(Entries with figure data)
· · · · · · ·

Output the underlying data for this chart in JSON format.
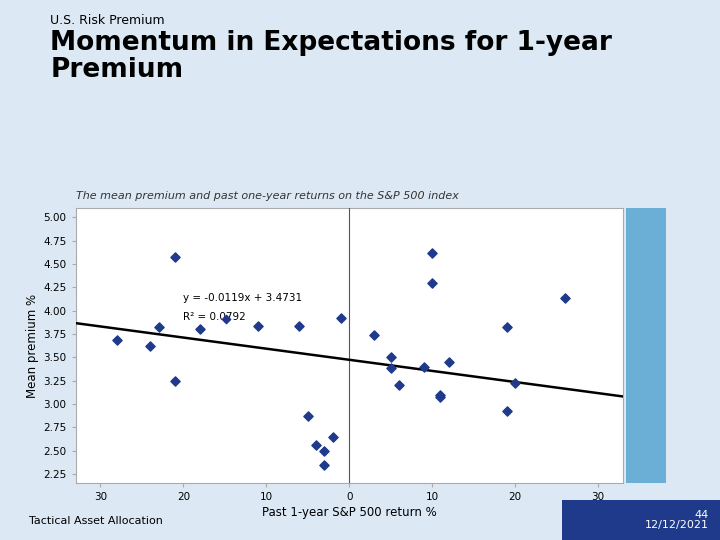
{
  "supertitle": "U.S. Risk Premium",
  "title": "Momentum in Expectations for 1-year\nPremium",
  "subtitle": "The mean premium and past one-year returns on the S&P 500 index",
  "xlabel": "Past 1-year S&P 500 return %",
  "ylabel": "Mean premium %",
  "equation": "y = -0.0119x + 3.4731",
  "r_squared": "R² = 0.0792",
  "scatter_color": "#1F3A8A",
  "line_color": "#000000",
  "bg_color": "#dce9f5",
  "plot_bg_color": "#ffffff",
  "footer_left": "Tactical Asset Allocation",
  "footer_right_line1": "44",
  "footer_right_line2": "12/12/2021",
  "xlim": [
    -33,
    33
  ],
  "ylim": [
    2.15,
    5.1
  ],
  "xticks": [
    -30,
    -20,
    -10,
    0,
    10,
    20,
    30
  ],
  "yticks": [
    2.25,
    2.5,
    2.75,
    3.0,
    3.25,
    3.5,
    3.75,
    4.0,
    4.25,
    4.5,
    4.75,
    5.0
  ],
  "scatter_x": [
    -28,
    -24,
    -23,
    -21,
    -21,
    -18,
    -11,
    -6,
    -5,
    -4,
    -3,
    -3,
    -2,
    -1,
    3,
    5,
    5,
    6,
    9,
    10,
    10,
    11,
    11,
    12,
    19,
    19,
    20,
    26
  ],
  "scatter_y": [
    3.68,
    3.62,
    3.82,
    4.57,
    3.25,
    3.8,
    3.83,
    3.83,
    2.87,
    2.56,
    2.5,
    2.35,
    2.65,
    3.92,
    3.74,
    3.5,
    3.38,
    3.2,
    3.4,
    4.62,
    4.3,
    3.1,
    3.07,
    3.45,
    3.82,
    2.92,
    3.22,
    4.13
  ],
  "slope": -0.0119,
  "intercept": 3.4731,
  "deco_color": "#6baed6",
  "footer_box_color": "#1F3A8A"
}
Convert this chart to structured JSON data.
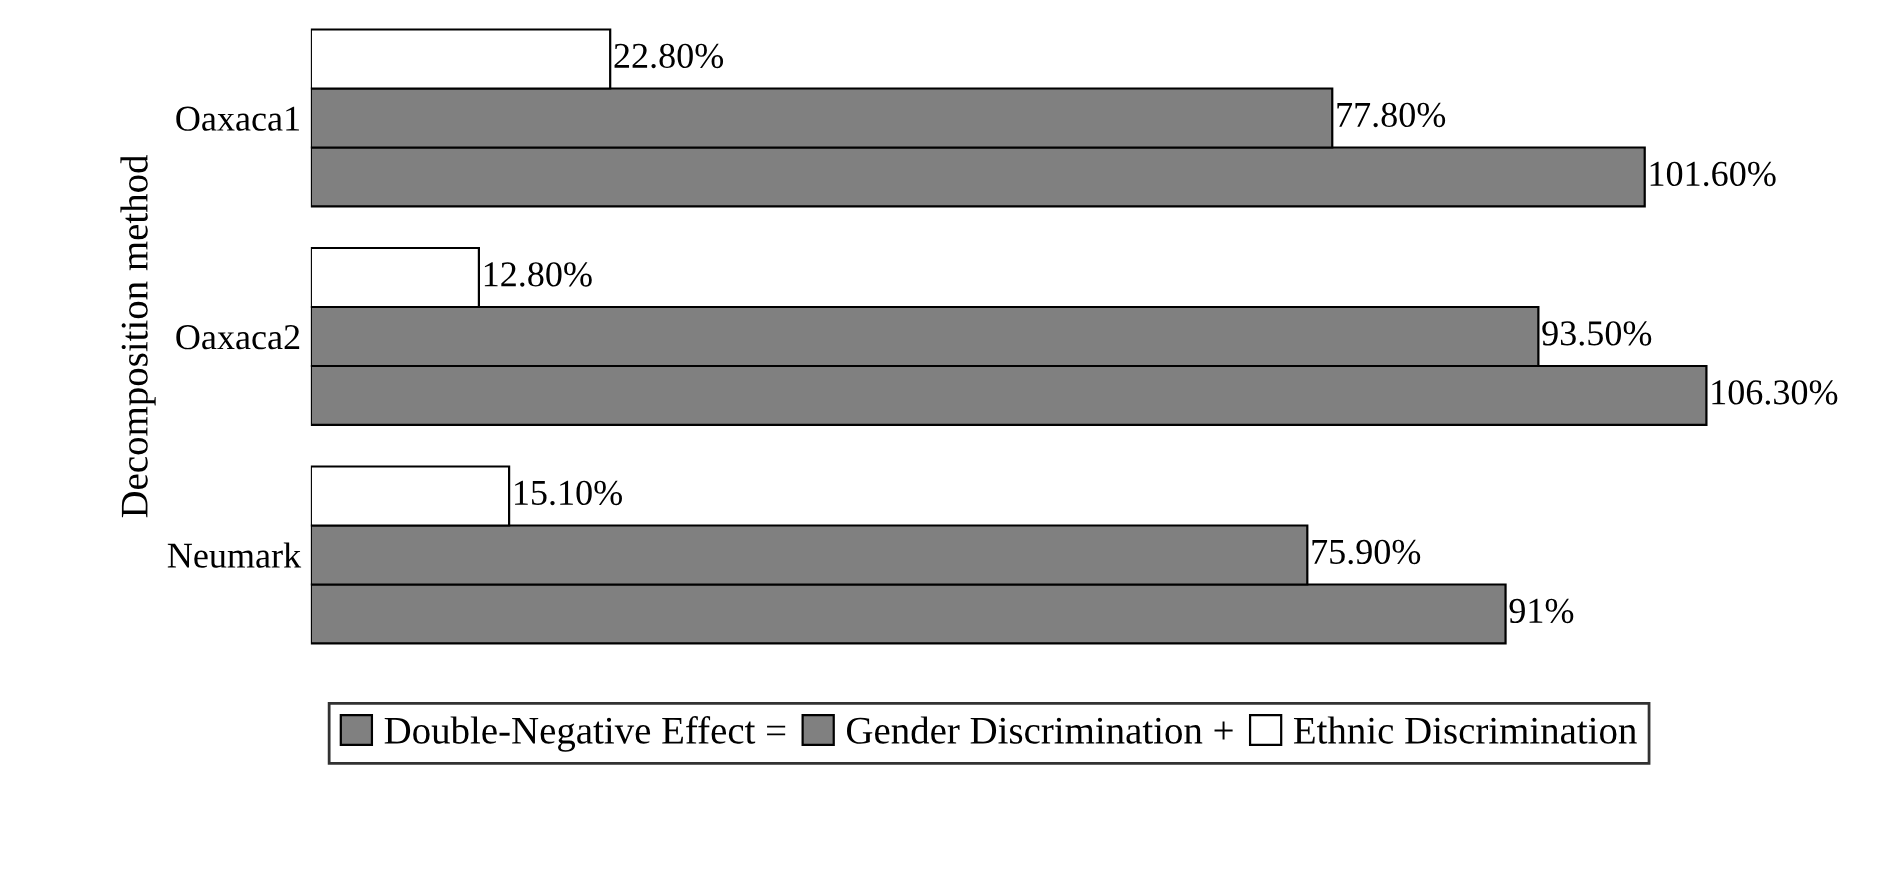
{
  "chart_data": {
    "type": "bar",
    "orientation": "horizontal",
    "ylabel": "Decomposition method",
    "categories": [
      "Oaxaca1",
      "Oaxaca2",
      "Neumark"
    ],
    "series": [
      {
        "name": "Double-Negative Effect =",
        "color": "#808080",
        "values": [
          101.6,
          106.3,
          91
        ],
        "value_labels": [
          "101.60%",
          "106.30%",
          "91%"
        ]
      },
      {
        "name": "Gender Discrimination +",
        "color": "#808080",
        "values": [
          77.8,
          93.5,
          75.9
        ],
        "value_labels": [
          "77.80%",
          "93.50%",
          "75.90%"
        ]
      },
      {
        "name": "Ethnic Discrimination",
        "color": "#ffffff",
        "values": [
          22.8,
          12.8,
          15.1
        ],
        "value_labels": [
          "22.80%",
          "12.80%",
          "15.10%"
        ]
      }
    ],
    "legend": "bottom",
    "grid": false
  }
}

· · · · · · ·

Copy the data character for character, but drop all pictures from the copy.

Output the underlying data for this chart in JSON format.
{
  "supertitle": "U.S. Risk Premium",
  "title": "Momentum in Expectations for 1-year\nPremium",
  "subtitle": "The mean premium and past one-year returns on the S&P 500 index",
  "xlabel": "Past 1-year S&P 500 return %",
  "ylabel": "Mean premium %",
  "equation": "y = -0.0119x + 3.4731",
  "r_squared": "R² = 0.0792",
  "scatter_color": "#1F3A8A",
  "line_color": "#000000",
  "bg_color": "#dce9f5",
  "plot_bg_color": "#ffffff",
  "footer_left": "Tactical Asset Allocation",
  "footer_right_line1": "44",
  "footer_right_line2": "12/12/2021",
  "xlim": [
    -33,
    33
  ],
  "ylim": [
    2.15,
    5.1
  ],
  "xticks": [
    -30,
    -20,
    -10,
    0,
    10,
    20,
    30
  ],
  "yticks": [
    2.25,
    2.5,
    2.75,
    3.0,
    3.25,
    3.5,
    3.75,
    4.0,
    4.25,
    4.5,
    4.75,
    5.0
  ],
  "scatter_x": [
    -28,
    -24,
    -23,
    -21,
    -21,
    -18,
    -11,
    -6,
    -5,
    -4,
    -3,
    -3,
    -2,
    -1,
    3,
    5,
    5,
    6,
    9,
    10,
    10,
    11,
    11,
    12,
    19,
    19,
    20,
    26
  ],
  "scatter_y": [
    3.68,
    3.62,
    3.82,
    4.57,
    3.25,
    3.8,
    3.83,
    3.83,
    2.87,
    2.56,
    2.5,
    2.35,
    2.65,
    3.92,
    3.74,
    3.5,
    3.38,
    3.2,
    3.4,
    4.62,
    4.3,
    3.1,
    3.07,
    3.45,
    3.82,
    2.92,
    3.22,
    4.13
  ],
  "slope": -0.0119,
  "intercept": 3.4731,
  "deco_color": "#6baed6",
  "footer_box_color": "#1F3A8A"
}
Convert this chart to structured JSON data.
{
  "chart_data": {
    "type": "bar",
    "orientation": "horizontal",
    "ylabel": "Decomposition method",
    "categories": [
      "Oaxaca1",
      "Oaxaca2",
      "Neumark"
    ],
    "series": [
      {
        "name": "Double-Negative Effect =",
        "color": "#808080",
        "values": [
          101.6,
          106.3,
          91
        ],
        "value_labels": [
          "101.60%",
          "106.30%",
          "91%"
        ]
      },
      {
        "name": "Gender Discrimination +",
        "color": "#808080",
        "values": [
          77.8,
          93.5,
          75.9
        ],
        "value_labels": [
          "77.80%",
          "93.50%",
          "75.90%"
        ]
      },
      {
        "name": "Ethnic Discrimination",
        "color": "#ffffff",
        "values": [
          22.8,
          12.8,
          15.1
        ],
        "value_labels": [
          "22.80%",
          "12.80%",
          "15.10%"
        ]
      }
    ],
    "legend": "bottom",
    "grid": false
  }
}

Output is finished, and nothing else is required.